— Start of MATERIAL FOR THE TASK —

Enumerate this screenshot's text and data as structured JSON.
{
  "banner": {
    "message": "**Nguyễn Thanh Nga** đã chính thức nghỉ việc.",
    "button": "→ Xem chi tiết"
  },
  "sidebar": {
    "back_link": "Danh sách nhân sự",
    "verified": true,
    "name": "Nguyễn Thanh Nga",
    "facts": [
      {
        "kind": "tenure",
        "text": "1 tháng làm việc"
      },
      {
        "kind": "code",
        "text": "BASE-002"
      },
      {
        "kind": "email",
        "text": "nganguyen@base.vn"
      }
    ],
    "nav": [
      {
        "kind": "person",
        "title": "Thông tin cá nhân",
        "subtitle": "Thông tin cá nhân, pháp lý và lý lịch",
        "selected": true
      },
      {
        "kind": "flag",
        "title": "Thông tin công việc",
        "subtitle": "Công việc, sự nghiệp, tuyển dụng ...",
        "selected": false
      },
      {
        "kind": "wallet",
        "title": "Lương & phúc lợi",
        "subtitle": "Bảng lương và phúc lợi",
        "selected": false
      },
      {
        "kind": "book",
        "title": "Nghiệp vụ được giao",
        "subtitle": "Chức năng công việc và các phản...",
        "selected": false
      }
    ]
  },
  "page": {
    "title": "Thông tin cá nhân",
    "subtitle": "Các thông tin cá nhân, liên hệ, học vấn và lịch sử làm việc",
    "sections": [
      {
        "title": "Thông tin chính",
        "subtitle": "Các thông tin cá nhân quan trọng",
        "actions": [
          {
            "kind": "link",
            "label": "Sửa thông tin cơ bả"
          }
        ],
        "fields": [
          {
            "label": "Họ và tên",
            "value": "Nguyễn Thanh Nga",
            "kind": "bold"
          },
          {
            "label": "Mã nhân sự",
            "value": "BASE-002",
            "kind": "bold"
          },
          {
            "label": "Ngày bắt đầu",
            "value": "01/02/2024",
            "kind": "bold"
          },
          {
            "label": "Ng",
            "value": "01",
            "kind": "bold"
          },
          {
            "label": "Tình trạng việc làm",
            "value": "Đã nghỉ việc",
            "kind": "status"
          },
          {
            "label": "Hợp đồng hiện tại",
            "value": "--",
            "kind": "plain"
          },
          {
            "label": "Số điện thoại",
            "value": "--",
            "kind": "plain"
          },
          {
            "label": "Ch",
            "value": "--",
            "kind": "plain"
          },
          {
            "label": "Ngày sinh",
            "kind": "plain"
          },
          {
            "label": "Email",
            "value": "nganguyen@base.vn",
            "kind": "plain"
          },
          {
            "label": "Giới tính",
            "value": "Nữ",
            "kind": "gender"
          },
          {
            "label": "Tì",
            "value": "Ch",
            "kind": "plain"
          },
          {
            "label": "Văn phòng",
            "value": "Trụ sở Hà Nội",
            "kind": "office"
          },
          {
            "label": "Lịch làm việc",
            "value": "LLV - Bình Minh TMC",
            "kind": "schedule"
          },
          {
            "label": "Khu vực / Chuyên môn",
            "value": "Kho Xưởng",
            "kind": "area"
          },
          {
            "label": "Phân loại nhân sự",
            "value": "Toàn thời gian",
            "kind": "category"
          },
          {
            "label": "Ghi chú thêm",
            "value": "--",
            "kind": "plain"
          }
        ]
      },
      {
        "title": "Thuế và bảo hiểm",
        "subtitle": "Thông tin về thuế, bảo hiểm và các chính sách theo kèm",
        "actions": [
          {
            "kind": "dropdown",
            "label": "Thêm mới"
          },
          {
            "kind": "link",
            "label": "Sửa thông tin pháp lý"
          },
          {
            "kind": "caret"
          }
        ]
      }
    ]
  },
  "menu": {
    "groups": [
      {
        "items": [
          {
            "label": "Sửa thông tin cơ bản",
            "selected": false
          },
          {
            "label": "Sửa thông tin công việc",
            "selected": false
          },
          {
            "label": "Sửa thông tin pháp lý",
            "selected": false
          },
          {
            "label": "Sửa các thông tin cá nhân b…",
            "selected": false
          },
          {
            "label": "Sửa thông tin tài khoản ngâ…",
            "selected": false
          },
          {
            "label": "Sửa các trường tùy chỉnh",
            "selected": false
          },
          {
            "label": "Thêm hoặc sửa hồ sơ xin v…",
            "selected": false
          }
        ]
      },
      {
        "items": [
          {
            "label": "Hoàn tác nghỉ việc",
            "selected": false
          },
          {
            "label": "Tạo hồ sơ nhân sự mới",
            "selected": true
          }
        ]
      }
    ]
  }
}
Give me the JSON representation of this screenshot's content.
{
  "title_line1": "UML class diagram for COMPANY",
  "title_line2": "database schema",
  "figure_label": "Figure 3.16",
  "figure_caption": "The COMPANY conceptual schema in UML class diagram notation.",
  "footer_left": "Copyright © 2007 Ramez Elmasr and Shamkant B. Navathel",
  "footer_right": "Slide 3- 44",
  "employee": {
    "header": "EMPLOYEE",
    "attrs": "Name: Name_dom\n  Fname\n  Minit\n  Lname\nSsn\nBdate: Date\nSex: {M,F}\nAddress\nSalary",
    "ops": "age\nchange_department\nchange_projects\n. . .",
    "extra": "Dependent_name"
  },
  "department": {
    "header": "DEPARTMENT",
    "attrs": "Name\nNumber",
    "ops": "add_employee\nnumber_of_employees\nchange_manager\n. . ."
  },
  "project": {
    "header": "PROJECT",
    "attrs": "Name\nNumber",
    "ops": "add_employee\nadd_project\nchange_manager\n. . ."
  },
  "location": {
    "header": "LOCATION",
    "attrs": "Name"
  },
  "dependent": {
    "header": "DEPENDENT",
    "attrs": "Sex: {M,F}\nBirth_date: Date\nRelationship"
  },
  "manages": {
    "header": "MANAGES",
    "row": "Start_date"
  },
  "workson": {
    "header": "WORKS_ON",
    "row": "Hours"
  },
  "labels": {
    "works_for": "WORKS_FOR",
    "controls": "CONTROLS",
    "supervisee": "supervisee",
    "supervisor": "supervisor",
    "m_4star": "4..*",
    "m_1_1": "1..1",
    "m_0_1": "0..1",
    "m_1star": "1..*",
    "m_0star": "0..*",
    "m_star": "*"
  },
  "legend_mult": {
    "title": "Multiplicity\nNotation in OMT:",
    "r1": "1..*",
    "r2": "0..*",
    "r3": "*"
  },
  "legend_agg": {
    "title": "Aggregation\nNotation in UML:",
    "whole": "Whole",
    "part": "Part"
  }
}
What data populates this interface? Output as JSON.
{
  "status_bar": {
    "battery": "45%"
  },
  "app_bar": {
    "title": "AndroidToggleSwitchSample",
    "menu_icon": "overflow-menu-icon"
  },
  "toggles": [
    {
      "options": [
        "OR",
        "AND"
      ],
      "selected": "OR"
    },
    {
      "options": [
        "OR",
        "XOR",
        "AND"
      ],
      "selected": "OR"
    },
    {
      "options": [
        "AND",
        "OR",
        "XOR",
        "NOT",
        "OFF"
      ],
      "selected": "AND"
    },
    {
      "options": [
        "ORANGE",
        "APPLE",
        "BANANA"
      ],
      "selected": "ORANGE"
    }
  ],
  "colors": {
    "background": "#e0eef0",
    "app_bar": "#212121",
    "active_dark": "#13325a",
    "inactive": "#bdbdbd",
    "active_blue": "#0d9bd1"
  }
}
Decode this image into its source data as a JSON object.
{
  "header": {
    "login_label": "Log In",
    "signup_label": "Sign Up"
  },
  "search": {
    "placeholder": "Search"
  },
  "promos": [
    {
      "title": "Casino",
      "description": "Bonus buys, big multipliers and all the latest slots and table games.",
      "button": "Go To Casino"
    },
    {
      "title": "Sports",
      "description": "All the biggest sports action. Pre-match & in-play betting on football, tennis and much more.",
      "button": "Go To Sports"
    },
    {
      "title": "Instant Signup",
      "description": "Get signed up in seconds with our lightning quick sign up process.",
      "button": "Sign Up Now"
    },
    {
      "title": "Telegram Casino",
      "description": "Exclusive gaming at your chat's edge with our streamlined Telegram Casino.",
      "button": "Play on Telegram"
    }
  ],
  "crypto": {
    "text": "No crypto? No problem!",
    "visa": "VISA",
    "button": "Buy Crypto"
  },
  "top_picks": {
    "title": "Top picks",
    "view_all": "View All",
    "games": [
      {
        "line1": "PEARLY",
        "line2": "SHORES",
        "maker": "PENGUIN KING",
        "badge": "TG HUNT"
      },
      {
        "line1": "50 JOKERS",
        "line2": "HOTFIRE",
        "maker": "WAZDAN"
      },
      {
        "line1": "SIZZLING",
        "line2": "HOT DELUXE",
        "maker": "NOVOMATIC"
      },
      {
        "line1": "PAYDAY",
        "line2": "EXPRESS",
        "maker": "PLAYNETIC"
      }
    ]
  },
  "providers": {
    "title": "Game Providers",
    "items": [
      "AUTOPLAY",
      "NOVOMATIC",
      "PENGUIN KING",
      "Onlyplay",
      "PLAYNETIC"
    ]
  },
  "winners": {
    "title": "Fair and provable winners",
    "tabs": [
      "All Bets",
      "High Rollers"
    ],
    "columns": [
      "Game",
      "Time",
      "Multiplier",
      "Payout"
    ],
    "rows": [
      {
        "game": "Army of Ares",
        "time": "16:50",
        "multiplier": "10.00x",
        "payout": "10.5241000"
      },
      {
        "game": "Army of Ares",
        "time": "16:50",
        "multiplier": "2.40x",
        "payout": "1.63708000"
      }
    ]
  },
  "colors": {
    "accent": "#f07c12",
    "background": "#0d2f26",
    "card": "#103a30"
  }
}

— End of MATERIAL FOR THE TASK —

WHAT YOU NEED TO DO -
Pick out each line in the material containing "JSON".

THE RESPONSE -
Enumerate this screenshot's text and data as structured JSON.
Give me the JSON representation of this screenshot's content.
What data populates this interface? Output as JSON.
Decode this image into its source data as a JSON object.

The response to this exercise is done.